• **YOUR TASK**:
Locate the word "false" in the entries below, then gather every line that holds it.

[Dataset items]
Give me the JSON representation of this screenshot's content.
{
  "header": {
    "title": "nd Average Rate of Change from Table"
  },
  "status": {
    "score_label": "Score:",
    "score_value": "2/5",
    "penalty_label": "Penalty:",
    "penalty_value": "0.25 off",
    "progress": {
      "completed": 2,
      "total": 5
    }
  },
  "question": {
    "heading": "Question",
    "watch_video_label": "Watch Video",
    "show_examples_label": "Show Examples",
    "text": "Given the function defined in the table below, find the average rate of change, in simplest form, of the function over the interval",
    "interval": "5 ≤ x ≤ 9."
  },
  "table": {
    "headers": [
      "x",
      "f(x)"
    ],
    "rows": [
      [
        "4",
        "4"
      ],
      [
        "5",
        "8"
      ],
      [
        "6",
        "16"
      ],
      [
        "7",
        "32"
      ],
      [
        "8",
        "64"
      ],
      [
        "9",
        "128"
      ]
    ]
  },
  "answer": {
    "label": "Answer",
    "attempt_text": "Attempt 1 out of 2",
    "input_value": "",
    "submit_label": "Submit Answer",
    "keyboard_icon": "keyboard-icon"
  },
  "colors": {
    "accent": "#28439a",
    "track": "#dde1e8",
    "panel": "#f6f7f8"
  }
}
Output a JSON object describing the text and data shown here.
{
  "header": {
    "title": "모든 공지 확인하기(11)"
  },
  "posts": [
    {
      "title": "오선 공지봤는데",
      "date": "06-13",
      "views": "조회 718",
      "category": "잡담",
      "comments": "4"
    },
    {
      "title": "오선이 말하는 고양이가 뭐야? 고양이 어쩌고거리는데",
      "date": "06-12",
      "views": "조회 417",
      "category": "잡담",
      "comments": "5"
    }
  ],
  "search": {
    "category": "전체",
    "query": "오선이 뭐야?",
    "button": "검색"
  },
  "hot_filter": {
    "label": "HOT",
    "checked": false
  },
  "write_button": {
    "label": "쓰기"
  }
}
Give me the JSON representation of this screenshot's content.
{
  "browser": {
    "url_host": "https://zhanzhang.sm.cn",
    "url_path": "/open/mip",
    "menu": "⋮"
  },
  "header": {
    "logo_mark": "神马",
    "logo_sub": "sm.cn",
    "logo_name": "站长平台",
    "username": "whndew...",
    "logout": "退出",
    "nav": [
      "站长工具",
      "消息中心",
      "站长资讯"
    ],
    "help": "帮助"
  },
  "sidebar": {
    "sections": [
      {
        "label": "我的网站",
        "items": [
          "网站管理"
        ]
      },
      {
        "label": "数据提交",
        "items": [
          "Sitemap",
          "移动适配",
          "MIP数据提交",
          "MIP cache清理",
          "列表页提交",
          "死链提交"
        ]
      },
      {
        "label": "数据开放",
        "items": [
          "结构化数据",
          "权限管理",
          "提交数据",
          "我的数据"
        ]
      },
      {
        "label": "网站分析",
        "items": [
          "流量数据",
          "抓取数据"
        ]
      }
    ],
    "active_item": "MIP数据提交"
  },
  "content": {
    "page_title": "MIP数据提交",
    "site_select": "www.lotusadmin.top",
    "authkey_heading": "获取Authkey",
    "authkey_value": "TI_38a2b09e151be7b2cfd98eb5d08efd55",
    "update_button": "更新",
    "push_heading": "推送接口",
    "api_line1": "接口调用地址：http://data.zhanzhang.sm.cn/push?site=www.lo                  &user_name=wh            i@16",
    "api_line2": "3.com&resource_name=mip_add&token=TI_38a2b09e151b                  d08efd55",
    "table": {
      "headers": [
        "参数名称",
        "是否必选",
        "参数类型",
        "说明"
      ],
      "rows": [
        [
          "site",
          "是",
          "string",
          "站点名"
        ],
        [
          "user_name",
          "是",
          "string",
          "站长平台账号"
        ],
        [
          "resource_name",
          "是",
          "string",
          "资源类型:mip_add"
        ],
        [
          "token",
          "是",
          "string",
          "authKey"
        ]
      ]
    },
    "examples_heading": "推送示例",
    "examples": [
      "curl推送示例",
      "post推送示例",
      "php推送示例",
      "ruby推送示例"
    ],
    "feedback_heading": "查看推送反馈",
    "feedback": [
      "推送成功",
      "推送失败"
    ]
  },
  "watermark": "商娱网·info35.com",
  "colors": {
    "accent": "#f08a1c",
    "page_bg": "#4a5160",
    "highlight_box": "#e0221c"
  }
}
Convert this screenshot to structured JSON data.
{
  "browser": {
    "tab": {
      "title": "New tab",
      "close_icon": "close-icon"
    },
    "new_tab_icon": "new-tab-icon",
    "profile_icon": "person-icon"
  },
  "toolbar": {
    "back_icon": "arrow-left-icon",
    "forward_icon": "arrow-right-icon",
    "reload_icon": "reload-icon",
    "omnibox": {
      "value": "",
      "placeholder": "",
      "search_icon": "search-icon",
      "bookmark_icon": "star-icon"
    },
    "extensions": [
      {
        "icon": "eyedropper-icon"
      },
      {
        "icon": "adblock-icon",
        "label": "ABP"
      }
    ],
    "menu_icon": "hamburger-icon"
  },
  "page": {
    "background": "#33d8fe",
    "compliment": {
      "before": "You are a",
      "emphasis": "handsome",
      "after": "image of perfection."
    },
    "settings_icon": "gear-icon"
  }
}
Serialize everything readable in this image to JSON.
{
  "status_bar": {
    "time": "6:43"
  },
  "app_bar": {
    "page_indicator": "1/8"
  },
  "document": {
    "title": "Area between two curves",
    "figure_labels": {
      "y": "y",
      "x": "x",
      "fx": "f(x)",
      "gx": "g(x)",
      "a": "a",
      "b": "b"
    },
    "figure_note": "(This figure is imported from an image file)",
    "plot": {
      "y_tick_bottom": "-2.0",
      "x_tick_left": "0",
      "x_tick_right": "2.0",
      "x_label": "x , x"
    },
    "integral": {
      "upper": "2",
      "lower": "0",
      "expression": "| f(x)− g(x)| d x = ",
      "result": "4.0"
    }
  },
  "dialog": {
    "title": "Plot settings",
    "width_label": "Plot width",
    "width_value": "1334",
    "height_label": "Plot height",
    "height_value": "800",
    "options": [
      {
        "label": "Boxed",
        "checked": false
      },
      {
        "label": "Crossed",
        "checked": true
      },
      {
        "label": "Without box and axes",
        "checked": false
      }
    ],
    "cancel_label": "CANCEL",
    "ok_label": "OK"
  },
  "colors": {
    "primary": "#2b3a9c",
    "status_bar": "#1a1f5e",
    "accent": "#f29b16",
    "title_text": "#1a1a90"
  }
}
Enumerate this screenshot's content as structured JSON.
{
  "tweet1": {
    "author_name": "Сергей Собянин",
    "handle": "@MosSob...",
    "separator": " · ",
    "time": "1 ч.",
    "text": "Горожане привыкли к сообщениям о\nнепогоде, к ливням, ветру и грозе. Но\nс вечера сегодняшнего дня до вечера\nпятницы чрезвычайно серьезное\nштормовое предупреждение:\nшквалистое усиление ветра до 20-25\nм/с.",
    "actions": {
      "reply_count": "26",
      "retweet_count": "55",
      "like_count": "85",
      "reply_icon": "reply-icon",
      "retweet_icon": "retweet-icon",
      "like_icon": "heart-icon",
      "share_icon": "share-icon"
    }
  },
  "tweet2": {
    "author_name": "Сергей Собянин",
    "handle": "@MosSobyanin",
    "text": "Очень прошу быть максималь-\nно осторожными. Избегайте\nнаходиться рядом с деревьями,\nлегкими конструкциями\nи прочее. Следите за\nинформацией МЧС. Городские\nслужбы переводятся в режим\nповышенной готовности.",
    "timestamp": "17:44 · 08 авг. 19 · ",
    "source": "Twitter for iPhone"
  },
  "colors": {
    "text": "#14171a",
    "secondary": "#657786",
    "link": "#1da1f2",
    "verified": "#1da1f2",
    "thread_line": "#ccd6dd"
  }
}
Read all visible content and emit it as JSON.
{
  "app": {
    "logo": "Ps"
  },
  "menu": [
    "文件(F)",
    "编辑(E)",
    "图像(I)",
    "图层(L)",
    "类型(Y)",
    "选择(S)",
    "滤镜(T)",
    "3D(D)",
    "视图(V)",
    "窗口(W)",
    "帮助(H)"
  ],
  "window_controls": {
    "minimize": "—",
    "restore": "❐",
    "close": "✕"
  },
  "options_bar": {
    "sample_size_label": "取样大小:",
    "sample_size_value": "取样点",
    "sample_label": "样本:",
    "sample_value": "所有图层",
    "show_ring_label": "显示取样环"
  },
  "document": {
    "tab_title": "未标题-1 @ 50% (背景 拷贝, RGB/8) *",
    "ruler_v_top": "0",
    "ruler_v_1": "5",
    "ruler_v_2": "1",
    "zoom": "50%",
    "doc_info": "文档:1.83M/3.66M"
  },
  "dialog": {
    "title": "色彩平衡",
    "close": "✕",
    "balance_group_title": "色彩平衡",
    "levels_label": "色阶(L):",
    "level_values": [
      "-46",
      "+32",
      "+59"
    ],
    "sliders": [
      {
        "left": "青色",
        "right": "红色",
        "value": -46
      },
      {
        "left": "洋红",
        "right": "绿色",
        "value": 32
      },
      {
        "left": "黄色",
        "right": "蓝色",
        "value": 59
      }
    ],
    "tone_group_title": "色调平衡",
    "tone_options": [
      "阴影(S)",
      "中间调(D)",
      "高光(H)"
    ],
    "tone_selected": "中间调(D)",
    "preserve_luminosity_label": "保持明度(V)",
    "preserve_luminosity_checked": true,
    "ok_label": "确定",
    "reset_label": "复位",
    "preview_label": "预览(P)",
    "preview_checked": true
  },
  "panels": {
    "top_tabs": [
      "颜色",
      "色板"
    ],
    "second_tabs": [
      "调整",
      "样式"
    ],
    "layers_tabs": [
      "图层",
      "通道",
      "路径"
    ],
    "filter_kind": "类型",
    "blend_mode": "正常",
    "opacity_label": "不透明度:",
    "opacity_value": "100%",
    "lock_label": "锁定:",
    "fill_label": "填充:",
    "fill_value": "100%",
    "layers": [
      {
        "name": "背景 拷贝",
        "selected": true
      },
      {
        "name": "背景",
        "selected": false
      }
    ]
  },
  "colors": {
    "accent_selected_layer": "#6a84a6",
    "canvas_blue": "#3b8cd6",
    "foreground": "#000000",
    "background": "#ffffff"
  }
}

• **THE OUTPUT**:
    "checked": false
        "checked": false
        "checked": false
        "selected": false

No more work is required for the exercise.